WRITTEN INSTRUCTION. Exactly repeat the material, dropping only the pictures.

SUPPLIED ENTRIES.
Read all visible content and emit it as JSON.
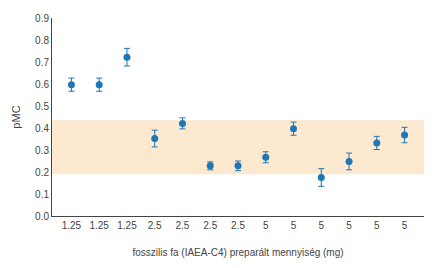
{
  "chart_data": {
    "type": "scatter",
    "xlabel": "fosszilis fa (IAEA-C4) preparált mennyiség (mg)",
    "ylabel": "pMC",
    "categories": [
      "1.25",
      "1.25",
      "1.25",
      "2.5",
      "2.5",
      "2.5",
      "2.5",
      "5",
      "5",
      "5",
      "5",
      "5",
      "5"
    ],
    "values": [
      0.597,
      0.597,
      0.722,
      0.352,
      0.421,
      0.228,
      0.228,
      0.267,
      0.397,
      0.175,
      0.248,
      0.332,
      0.368
    ],
    "errors": [
      0.03,
      0.03,
      0.04,
      0.038,
      0.025,
      0.018,
      0.022,
      0.025,
      0.03,
      0.04,
      0.038,
      0.03,
      0.035
    ],
    "band": {
      "range": [
        0.19,
        0.435
      ],
      "color": "#fde8d0"
    },
    "ylim": [
      0.0,
      0.9
    ],
    "yticks": [
      {
        "value": 0.0,
        "label": "0.0"
      },
      0.1,
      0.2,
      0.3,
      0.4,
      0.5,
      0.6,
      0.7,
      0.8,
      0.9
    ],
    "marker": "circle",
    "grid": false
  }
}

SOLUTION TO THE PROBLEM.
Read all visible content and emit it as JSON.
{
  "chart_data": {
    "type": "scatter",
    "xlabel": "fosszilis fa (IAEA-C4) preparált mennyiség (mg)",
    "ylabel": "pMC",
    "categories": [
      "1.25",
      "1.25",
      "1.25",
      "2.5",
      "2.5",
      "2.5",
      "2.5",
      "5",
      "5",
      "5",
      "5",
      "5",
      "5"
    ],
    "values": [
      0.597,
      0.597,
      0.722,
      0.352,
      0.421,
      0.228,
      0.228,
      0.267,
      0.397,
      0.175,
      0.248,
      0.332,
      0.368
    ],
    "errors": [
      0.03,
      0.03,
      0.04,
      0.038,
      0.025,
      0.018,
      0.022,
      0.025,
      0.03,
      0.04,
      0.038,
      0.03,
      0.035
    ],
    "band": {
      "range": [
        0.19,
        0.435
      ],
      "color": "#fde8d0"
    },
    "ylim": [
      0.0,
      0.9
    ],
    "yticks": [
      {
        "value": 0.0,
        "label": "0.0"
      },
      0.1,
      0.2,
      0.3,
      0.4,
      0.5,
      0.6,
      0.7,
      0.8,
      0.9
    ],
    "marker": "circle",
    "grid": false
  }
}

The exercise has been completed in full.